__PROBLEM REQUIREMENTS__:
Transcribe each record exactly. Include every one.

__EXTRACTED DATA__:

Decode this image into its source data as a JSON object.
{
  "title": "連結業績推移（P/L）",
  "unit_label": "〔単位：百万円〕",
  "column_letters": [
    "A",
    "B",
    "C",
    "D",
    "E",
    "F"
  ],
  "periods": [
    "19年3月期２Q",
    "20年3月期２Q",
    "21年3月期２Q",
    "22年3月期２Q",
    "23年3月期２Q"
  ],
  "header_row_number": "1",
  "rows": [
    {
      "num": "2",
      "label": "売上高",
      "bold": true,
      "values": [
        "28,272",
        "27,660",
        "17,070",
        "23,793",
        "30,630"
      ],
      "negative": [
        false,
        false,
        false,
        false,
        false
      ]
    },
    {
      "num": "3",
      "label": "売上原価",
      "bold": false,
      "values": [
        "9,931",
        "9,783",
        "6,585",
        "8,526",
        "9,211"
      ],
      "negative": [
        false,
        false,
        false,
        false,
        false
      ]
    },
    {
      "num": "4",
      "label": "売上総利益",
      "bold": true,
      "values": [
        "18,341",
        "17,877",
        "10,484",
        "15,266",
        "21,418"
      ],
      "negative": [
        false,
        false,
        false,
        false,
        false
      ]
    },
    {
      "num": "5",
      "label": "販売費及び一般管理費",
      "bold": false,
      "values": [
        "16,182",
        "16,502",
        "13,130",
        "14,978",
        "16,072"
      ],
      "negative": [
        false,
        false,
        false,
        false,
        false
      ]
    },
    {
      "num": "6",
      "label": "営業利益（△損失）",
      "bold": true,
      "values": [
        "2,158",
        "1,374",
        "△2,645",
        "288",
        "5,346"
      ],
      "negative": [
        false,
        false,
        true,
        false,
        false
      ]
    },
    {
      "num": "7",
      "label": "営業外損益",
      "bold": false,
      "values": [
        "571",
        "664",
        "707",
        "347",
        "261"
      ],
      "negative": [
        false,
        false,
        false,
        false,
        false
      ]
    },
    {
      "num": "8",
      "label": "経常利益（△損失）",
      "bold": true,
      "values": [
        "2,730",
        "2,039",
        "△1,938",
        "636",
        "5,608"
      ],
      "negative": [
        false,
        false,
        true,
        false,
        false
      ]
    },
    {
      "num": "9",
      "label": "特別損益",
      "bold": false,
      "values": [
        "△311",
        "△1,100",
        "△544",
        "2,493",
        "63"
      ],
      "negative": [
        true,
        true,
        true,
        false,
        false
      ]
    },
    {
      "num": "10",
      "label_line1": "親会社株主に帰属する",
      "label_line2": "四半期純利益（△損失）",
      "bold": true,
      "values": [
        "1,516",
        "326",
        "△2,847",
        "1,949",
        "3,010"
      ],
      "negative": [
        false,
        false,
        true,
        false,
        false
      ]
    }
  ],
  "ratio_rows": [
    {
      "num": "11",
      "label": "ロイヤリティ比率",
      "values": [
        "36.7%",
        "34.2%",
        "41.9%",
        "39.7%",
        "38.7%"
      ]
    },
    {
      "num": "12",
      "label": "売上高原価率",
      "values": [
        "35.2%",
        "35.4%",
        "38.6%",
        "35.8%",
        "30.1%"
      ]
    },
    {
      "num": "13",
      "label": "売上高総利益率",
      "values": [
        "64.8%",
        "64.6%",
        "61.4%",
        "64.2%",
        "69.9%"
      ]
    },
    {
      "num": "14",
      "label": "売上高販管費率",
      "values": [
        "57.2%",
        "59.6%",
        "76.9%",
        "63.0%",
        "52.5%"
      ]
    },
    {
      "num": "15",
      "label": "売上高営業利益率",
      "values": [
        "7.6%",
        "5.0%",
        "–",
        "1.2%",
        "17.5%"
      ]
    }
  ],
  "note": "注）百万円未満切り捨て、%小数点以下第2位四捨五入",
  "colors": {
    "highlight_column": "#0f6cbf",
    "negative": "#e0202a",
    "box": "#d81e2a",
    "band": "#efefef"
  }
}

__THE ANSWER__:
Decode this image into its source data as a JSON object.
{
  "title": "連結業績推移（P/L）",
  "unit_label": "〔単位：百万円〕",
  "column_letters": [
    "A",
    "B",
    "C",
    "D",
    "E",
    "F"
  ],
  "periods": [
    "19年3月期２Q",
    "20年3月期２Q",
    "21年3月期２Q",
    "22年3月期２Q",
    "23年3月期２Q"
  ],
  "header_row_number": "1",
  "rows": [
    {
      "num": "2",
      "label": "売上高",
      "bold": true,
      "values": [
        "28,272",
        "27,660",
        "17,070",
        "23,793",
        "30,630"
      ],
      "negative": [
        false,
        false,
        false,
        false,
        false
      ]
    },
    {
      "num": "3",
      "label": "売上原価",
      "bold": false,
      "values": [
        "9,931",
        "9,783",
        "6,585",
        "8,526",
        "9,211"
      ],
      "negative": [
        false,
        false,
        false,
        false,
        false
      ]
    },
    {
      "num": "4",
      "label": "売上総利益",
      "bold": true,
      "values": [
        "18,341",
        "17,877",
        "10,484",
        "15,266",
        "21,418"
      ],
      "negative": [
        false,
        false,
        false,
        false,
        false
      ]
    },
    {
      "num": "5",
      "label": "販売費及び一般管理費",
      "bold": false,
      "values": [
        "16,182",
        "16,502",
        "13,130",
        "14,978",
        "16,072"
      ],
      "negative": [
        false,
        false,
        false,
        false,
        false
      ]
    },
    {
      "num": "6",
      "label": "営業利益（△損失）",
      "bold": true,
      "values": [
        "2,158",
        "1,374",
        "△2,645",
        "288",
        "5,346"
      ],
      "negative": [
        false,
        false,
        true,
        false,
        false
      ]
    },
    {
      "num": "7",
      "label": "営業外損益",
      "bold": false,
      "values": [
        "571",
        "664",
        "707",
        "347",
        "261"
      ],
      "negative": [
        false,
        false,
        false,
        false,
        false
      ]
    },
    {
      "num": "8",
      "label": "経常利益（△損失）",
      "bold": true,
      "values": [
        "2,730",
        "2,039",
        "△1,938",
        "636",
        "5,608"
      ],
      "negative": [
        false,
        false,
        true,
        false,
        false
      ]
    },
    {
      "num": "9",
      "label": "特別損益",
      "bold": false,
      "values": [
        "△311",
        "△1,100",
        "△544",
        "2,493",
        "63"
      ],
      "negative": [
        true,
        true,
        true,
        false,
        false
      ]
    },
    {
      "num": "10",
      "label_line1": "親会社株主に帰属する",
      "label_line2": "四半期純利益（△損失）",
      "bold": true,
      "values": [
        "1,516",
        "326",
        "△2,847",
        "1,949",
        "3,010"
      ],
      "negative": [
        false,
        false,
        true,
        false,
        false
      ]
    }
  ],
  "ratio_rows": [
    {
      "num": "11",
      "label": "ロイヤリティ比率",
      "values": [
        "36.7%",
        "34.2%",
        "41.9%",
        "39.7%",
        "38.7%"
      ]
    },
    {
      "num": "12",
      "label": "売上高原価率",
      "values": [
        "35.2%",
        "35.4%",
        "38.6%",
        "35.8%",
        "30.1%"
      ]
    },
    {
      "num": "13",
      "label": "売上高総利益率",
      "values": [
        "64.8%",
        "64.6%",
        "61.4%",
        "64.2%",
        "69.9%"
      ]
    },
    {
      "num": "14",
      "label": "売上高販管費率",
      "values": [
        "57.2%",
        "59.6%",
        "76.9%",
        "63.0%",
        "52.5%"
      ]
    },
    {
      "num": "15",
      "label": "売上高営業利益率",
      "values": [
        "7.6%",
        "5.0%",
        "–",
        "1.2%",
        "17.5%"
      ]
    }
  ],
  "note": "注）百万円未満切り捨て、%小数点以下第2位四捨五入",
  "colors": {
    "highlight_column": "#0f6cbf",
    "negative": "#e0202a",
    "box": "#d81e2a",
    "band": "#efefef"
  }
}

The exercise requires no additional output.